TEXT TO READ:

┄┄┄┄┄┄┄┄┄┄┄┄┄┄┄┄┄┄┄┄

ID: 3455138 • Letter: #

Question

“Whatever you do in the face of a crisis is a coping pattern (Italics added). Even if you do nothing, that is one way of trying to cope.” (Lauer & Lauer, 2012, p. 301) Chapter 13 addresses family crises and concludes with a section on coping patterns.

Choose one of the types of crises described in Chapter 13 of the Lauer & Lauer text (e.g.,drug and/or alcohol abuse, one of the types of family violence such as child abuse, spouse abuse, incest, or parent abuse) and describe how the ineffective ways of coping (denial, avoidance, and scapegoating) might look if they were applied to this type of crisis. Then choose at least one of the effective ways of coping and describe how this coping pattern might look if it was used during the same type of crisis.

Explanation / Answer

I would take verbal abuse done by any family members be it husband wife, or parent - children etc. Verbal abuse is very danegours when it is done by the own family members. A person who is always close to his family would often get lost or confused or sad if the family is not giving him any peace. He would seek peace from outside eg his workplace, schools, friends etc. Which would lead to more gap and increase the negaive thoughts towards each other as well.

As far as coping strategy is concerend denial or avoidance are not the ways. Such ways would lead to ignorance of problems, avoidance would give temporary relief but may increase the chance to frustrate somewhere else which may lead to any kinds of addiction. Due to all these strategies family members may never understand each other well and would continue to live like that.

I guess discussing the problem by keeping yourself calm is the solution. As well understanding the nature of each and every member in the society. Having some family activities such as picnics, or outings helps in bringing family close with each other.Another way can be resucing idealistic expectations, travking own behaviour and thinkning about the interest of other person. Controlling on verbal abuse by techniques such as counting numbers or meditation would also help to much extent. Allowing the situation to get off the heat and then disussing over it after 1 or 2 hours.

┄┄┄┄┄┄┄┄┄┄┄┄┄┄┄┄┄┄┄┄

DATA SUPPLIED:
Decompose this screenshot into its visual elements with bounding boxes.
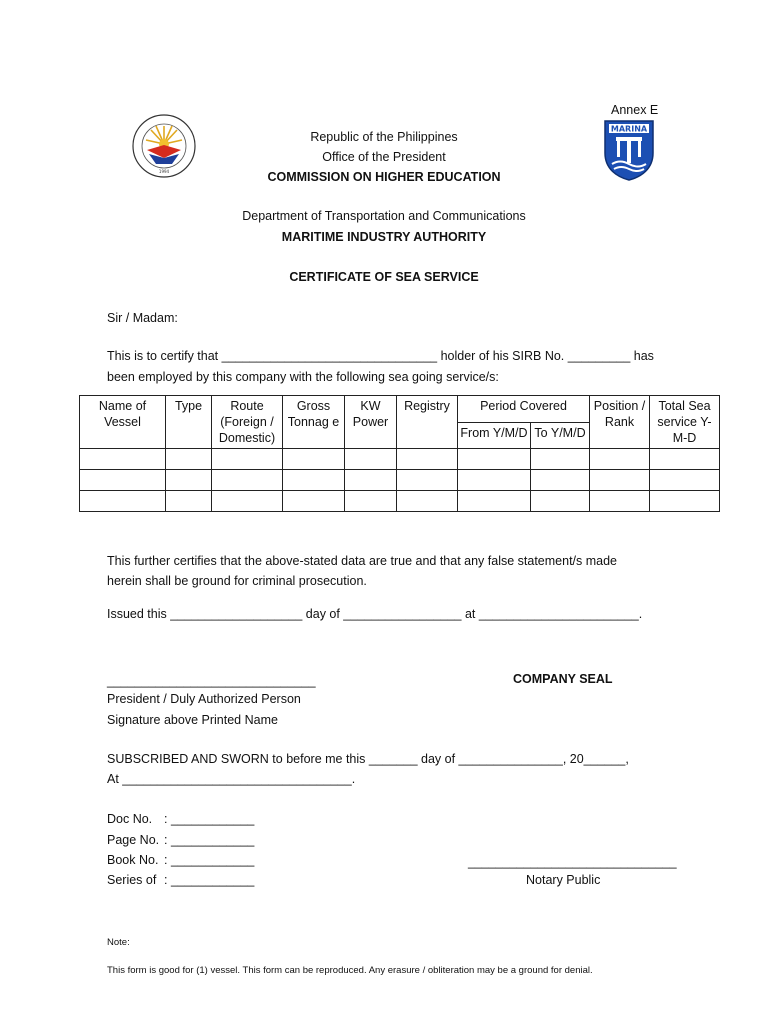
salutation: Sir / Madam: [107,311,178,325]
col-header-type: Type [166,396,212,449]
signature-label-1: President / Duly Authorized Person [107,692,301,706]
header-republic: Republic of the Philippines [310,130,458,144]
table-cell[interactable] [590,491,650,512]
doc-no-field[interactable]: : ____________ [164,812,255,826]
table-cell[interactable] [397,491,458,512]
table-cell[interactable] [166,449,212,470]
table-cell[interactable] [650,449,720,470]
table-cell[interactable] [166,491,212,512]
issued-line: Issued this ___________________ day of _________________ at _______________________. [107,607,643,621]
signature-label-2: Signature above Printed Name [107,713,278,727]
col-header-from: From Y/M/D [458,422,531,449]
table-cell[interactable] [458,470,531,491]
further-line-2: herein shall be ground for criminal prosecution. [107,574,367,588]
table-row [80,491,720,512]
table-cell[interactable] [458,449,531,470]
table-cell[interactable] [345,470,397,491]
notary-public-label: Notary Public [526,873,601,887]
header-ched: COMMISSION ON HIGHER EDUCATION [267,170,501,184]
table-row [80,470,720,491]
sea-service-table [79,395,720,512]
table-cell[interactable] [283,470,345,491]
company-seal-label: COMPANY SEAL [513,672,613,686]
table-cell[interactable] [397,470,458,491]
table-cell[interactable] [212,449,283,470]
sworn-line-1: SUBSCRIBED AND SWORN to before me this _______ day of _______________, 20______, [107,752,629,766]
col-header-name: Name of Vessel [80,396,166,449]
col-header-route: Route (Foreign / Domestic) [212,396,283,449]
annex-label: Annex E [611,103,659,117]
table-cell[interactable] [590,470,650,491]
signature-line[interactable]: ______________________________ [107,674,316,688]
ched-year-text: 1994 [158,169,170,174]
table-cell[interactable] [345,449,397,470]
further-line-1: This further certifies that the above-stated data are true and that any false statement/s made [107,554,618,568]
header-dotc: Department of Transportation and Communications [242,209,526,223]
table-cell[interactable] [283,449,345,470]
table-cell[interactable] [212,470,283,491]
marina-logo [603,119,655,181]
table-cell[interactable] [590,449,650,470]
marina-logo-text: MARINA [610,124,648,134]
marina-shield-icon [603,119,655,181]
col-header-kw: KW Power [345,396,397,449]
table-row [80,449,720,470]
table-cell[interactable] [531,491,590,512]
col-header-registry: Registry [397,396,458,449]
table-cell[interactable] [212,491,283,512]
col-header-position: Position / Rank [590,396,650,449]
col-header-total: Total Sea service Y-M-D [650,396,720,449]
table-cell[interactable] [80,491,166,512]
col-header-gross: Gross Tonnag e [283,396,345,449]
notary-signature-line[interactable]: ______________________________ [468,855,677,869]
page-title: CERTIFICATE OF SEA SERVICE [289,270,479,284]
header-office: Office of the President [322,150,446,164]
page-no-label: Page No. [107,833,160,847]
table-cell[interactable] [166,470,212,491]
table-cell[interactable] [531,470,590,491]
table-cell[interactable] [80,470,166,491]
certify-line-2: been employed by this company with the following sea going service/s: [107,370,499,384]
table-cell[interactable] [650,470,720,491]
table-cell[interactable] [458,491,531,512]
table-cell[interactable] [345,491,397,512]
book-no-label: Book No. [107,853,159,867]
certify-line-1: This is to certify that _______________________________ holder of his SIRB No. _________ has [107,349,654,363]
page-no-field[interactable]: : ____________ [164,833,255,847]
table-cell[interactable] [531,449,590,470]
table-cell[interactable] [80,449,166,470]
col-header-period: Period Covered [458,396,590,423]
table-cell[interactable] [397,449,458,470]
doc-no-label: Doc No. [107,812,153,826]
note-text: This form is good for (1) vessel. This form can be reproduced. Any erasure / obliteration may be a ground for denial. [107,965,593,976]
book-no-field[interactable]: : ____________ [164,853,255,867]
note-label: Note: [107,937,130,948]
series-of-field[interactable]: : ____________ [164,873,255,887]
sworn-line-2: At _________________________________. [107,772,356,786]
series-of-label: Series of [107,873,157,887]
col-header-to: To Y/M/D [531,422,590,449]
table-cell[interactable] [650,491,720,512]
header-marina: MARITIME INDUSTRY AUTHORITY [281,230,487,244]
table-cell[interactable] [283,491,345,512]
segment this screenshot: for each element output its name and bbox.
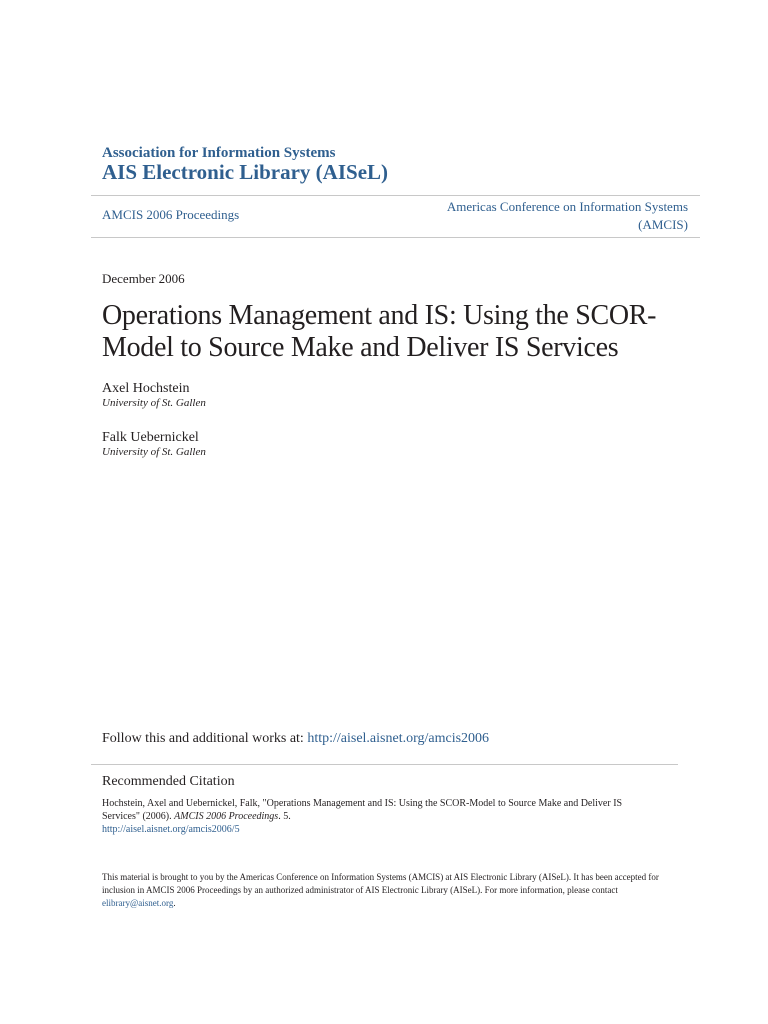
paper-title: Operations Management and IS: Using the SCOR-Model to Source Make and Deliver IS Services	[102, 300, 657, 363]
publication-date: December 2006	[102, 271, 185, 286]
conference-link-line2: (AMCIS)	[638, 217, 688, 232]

┄┄┄┄┄┄┄┄┄┄┄┄┄┄┄┄┄┄┄┄

INSTRUCTIONS FOR THE TASK:
Reproduce the passage on family crises word for word, from "Explanation / Answer" up to and including "live like that.". Nothing here depends on the lines shown above.

ANSWER:
Explanation / Answer

I would take verbal abuse done by any family members be it husband wife, or parent - children etc. Verbal abuse is very danegours when it is done by the own family members. A person who is always close to his family would often get lost or confused or sad if the family is not giving him any peace. He would seek peace from outside eg his workplace, schools, friends etc. Which would lead to more gap and increase the negaive thoughts towards each other as well.

As far as coping strategy is concerend denial or avoidance are not the ways. Such ways would lead to ignorance of problems, avoidance would give temporary relief but may increase the chance to frustrate somewhere else which may lead to any kinds of addiction. Due to all these strategies family members may never understand each other well and would continue to live like that.